- Stored data:
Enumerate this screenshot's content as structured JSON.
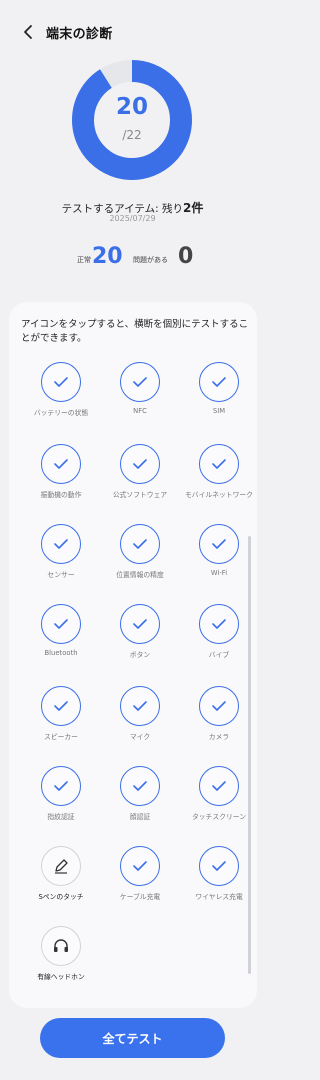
{
  "header": {
    "title": "端末の診断",
    "back_icon": "chevron-left-icon"
  },
  "summary": {
    "completed": "20",
    "total": "/22",
    "progress": 0.909,
    "remaining_prefix": "テストするアイテム: 残り",
    "remaining_count": "2件",
    "date": "2025/07/29"
  },
  "stats": {
    "normal_label": "正常",
    "normal_value": "20",
    "issue_label": "問題がある",
    "issue_value": "0"
  },
  "instructions": "アイコンをタップすると、横断を個別にテストすることができます。",
  "items": [
    {
      "label": "バッテリーの状態",
      "icon": "check-icon",
      "status": "done"
    },
    {
      "label": "NFC",
      "icon": "check-icon",
      "status": "done"
    },
    {
      "label": "SIM",
      "icon": "check-icon",
      "status": "done"
    },
    {
      "label": "振動機の動作",
      "icon": "check-icon",
      "status": "done"
    },
    {
      "label": "公式ソフトウェア",
      "icon": "check-icon",
      "status": "done"
    },
    {
      "label": "モバイルネットワーク",
      "icon": "check-icon",
      "status": "done"
    },
    {
      "label": "センサー",
      "icon": "check-icon",
      "status": "done"
    },
    {
      "label": "位置情報の精度",
      "icon": "check-icon",
      "status": "done"
    },
    {
      "label": "Wi-Fi",
      "icon": "check-icon",
      "status": "done"
    },
    {
      "label": "Bluetooth",
      "icon": "check-icon",
      "status": "done"
    },
    {
      "label": "ボタン",
      "icon": "check-icon",
      "status": "done"
    },
    {
      "label": "バイブ",
      "icon": "check-icon",
      "status": "done"
    },
    {
      "label": "スピーカー",
      "icon": "check-icon",
      "status": "done"
    },
    {
      "label": "マイク",
      "icon": "check-icon",
      "status": "done"
    },
    {
      "label": "カメラ",
      "icon": "check-icon",
      "status": "done"
    },
    {
      "label": "指紋認証",
      "icon": "check-icon",
      "status": "done"
    },
    {
      "label": "顔認証",
      "icon": "check-icon",
      "status": "done"
    },
    {
      "label": "タッチスクリーン",
      "icon": "check-icon",
      "status": "done"
    },
    {
      "label": "Sペンのタッチ",
      "icon": "pen-icon",
      "status": "pending"
    },
    {
      "label": "ケーブル充電",
      "icon": "check-icon",
      "status": "done"
    },
    {
      "label": "ワイヤレス充電",
      "icon": "check-icon",
      "status": "done"
    },
    {
      "label": "有線ヘッドホン",
      "icon": "headphones-icon",
      "status": "pending"
    }
  ],
  "button": {
    "label": "全てテスト"
  },
  "colors": {
    "accent": "#3a6fe8",
    "ring_track": "#e6e7ea",
    "background": "#f1f1f3"
  }
}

- WHAT THE TASK REQUIRES:
Quote each record exactly as it stands, minus the pictures.

- WRITTEN RESPONSE:
Enumerate this screenshot's content as structured JSON.
{
  "header": {
    "title": "端末の診断",
    "back_icon": "chevron-left-icon"
  },
  "summary": {
    "completed": "20",
    "total": "/22",
    "progress": 0.909,
    "remaining_prefix": "テストするアイテム: 残り",
    "remaining_count": "2件",
    "date": "2025/07/29"
  },
  "stats": {
    "normal_label": "正常",
    "normal_value": "20",
    "issue_label": "問題がある",
    "issue_value": "0"
  },
  "instructions": "アイコンをタップすると、横断を個別にテストすることができます。",
  "items": [
    {
      "label": "バッテリーの状態",
      "icon": "check-icon",
      "status": "done"
    },
    {
      "label": "NFC",
      "icon": "check-icon",
      "status": "done"
    },
    {
      "label": "SIM",
      "icon": "check-icon",
      "status": "done"
    },
    {
      "label": "振動機の動作",
      "icon": "check-icon",
      "status": "done"
    },
    {
      "label": "公式ソフトウェア",
      "icon": "check-icon",
      "status": "done"
    },
    {
      "label": "モバイルネットワーク",
      "icon": "check-icon",
      "status": "done"
    },
    {
      "label": "センサー",
      "icon": "check-icon",
      "status": "done"
    },
    {
      "label": "位置情報の精度",
      "icon": "check-icon",
      "status": "done"
    },
    {
      "label": "Wi-Fi",
      "icon": "check-icon",
      "status": "done"
    },
    {
      "label": "Bluetooth",
      "icon": "check-icon",
      "status": "done"
    },
    {
      "label": "ボタン",
      "icon": "check-icon",
      "status": "done"
    },
    {
      "label": "バイブ",
      "icon": "check-icon",
      "status": "done"
    },
    {
      "label": "スピーカー",
      "icon": "check-icon",
      "status": "done"
    },
    {
      "label": "マイク",
      "icon": "check-icon",
      "status": "done"
    },
    {
      "label": "カメラ",
      "icon": "check-icon",
      "status": "done"
    },
    {
      "label": "指紋認証",
      "icon": "check-icon",
      "status": "done"
    },
    {
      "label": "顔認証",
      "icon": "check-icon",
      "status": "done"
    },
    {
      "label": "タッチスクリーン",
      "icon": "check-icon",
      "status": "done"
    },
    {
      "label": "Sペンのタッチ",
      "icon": "pen-icon",
      "status": "pending"
    },
    {
      "label": "ケーブル充電",
      "icon": "check-icon",
      "status": "done"
    },
    {
      "label": "ワイヤレス充電",
      "icon": "check-icon",
      "status": "done"
    },
    {
      "label": "有線ヘッドホン",
      "icon": "headphones-icon",
      "status": "pending"
    }
  ],
  "button": {
    "label": "全てテスト"
  },
  "colors": {
    "accent": "#3a6fe8",
    "ring_track": "#e6e7ea",
    "background": "#f1f1f3"
  }
}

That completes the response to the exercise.